Given request:
Quote each record exactly, please, leaving none out.

Records for the task:
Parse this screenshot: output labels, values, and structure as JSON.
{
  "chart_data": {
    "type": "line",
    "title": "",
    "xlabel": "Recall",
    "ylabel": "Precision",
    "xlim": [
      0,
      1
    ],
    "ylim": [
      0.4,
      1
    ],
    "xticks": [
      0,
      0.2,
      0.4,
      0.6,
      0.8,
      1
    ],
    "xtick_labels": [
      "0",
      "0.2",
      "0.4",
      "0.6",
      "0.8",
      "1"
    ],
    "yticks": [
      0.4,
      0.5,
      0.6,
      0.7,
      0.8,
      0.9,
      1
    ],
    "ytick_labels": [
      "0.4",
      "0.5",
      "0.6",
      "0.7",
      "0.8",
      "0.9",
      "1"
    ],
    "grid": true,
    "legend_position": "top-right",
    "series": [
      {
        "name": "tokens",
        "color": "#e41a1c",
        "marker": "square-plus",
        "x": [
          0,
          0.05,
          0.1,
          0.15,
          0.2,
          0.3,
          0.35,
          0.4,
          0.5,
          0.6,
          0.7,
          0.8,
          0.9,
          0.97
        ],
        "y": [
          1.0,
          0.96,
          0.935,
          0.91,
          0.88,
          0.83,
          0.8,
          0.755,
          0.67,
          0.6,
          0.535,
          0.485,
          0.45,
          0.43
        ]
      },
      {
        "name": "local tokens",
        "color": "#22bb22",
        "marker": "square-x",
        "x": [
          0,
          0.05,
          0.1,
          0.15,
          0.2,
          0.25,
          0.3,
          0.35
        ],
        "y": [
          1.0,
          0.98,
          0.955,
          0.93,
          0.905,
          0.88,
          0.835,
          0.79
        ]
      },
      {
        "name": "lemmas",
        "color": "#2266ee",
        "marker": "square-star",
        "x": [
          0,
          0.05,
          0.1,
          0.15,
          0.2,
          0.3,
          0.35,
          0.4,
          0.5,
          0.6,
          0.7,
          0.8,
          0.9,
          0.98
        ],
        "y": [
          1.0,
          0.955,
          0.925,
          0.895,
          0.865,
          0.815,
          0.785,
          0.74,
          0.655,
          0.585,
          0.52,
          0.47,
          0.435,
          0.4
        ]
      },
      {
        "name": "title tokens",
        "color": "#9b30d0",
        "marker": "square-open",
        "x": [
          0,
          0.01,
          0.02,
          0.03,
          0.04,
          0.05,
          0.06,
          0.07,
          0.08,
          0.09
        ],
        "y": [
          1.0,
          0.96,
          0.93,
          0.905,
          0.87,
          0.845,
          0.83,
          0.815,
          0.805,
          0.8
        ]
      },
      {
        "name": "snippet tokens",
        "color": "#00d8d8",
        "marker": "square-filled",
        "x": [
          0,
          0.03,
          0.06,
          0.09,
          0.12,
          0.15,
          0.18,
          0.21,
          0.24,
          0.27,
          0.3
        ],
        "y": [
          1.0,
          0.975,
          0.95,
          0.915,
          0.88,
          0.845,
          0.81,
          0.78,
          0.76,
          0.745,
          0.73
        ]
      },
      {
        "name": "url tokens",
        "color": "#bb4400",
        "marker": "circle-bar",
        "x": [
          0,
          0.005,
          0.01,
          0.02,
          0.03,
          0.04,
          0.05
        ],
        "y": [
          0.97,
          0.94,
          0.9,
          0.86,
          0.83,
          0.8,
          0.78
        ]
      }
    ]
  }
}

Answer below:
Parse this screenshot: output labels, values, and structure as JSON.
{
  "chart_data": {
    "type": "line",
    "title": "",
    "xlabel": "Recall",
    "ylabel": "Precision",
    "xlim": [
      0,
      1
    ],
    "ylim": [
      0.4,
      1
    ],
    "xticks": [
      0,
      0.2,
      0.4,
      0.6,
      0.8,
      1
    ],
    "xtick_labels": [
      "0",
      "0.2",
      "0.4",
      "0.6",
      "0.8",
      "1"
    ],
    "yticks": [
      0.4,
      0.5,
      0.6,
      0.7,
      0.8,
      0.9,
      1
    ],
    "ytick_labels": [
      "0.4",
      "0.5",
      "0.6",
      "0.7",
      "0.8",
      "0.9",
      "1"
    ],
    "grid": true,
    "legend_position": "top-right",
    "series": [
      {
        "name": "tokens",
        "color": "#e41a1c",
        "marker": "square-plus",
        "x": [
          0,
          0.05,
          0.1,
          0.15,
          0.2,
          0.3,
          0.35,
          0.4,
          0.5,
          0.6,
          0.7,
          0.8,
          0.9,
          0.97
        ],
        "y": [
          1.0,
          0.96,
          0.935,
          0.91,
          0.88,
          0.83,
          0.8,
          0.755,
          0.67,
          0.6,
          0.535,
          0.485,
          0.45,
          0.43
        ]
      },
      {
        "name": "local tokens",
        "color": "#22bb22",
        "marker": "square-x",
        "x": [
          0,
          0.05,
          0.1,
          0.15,
          0.2,
          0.25,
          0.3,
          0.35
        ],
        "y": [
          1.0,
          0.98,
          0.955,
          0.93,
          0.905,
          0.88,
          0.835,
          0.79
        ]
      },
      {
        "name": "lemmas",
        "color": "#2266ee",
        "marker": "square-star",
        "x": [
          0,
          0.05,
          0.1,
          0.15,
          0.2,
          0.3,
          0.35,
          0.4,
          0.5,
          0.6,
          0.7,
          0.8,
          0.9,
          0.98
        ],
        "y": [
          1.0,
          0.955,
          0.925,
          0.895,
          0.865,
          0.815,
          0.785,
          0.74,
          0.655,
          0.585,
          0.52,
          0.47,
          0.435,
          0.4
        ]
      },
      {
        "name": "title tokens",
        "color": "#9b30d0",
        "marker": "square-open",
        "x": [
          0,
          0.01,
          0.02,
          0.03,
          0.04,
          0.05,
          0.06,
          0.07,
          0.08,
          0.09
        ],
        "y": [
          1.0,
          0.96,
          0.93,
          0.905,
          0.87,
          0.845,
          0.83,
          0.815,
          0.805,
          0.8
        ]
      },
      {
        "name": "snippet tokens",
        "color": "#00d8d8",
        "marker": "square-filled",
        "x": [
          0,
          0.03,
          0.06,
          0.09,
          0.12,
          0.15,
          0.18,
          0.21,
          0.24,
          0.27,
          0.3
        ],
        "y": [
          1.0,
          0.975,
          0.95,
          0.915,
          0.88,
          0.845,
          0.81,
          0.78,
          0.76,
          0.745,
          0.73
        ]
      },
      {
        "name": "url tokens",
        "color": "#bb4400",
        "marker": "circle-bar",
        "x": [
          0,
          0.005,
          0.01,
          0.02,
          0.03,
          0.04,
          0.05
        ],
        "y": [
          0.97,
          0.94,
          0.9,
          0.86,
          0.83,
          0.8,
          0.78
        ]
      }
    ]
  }
}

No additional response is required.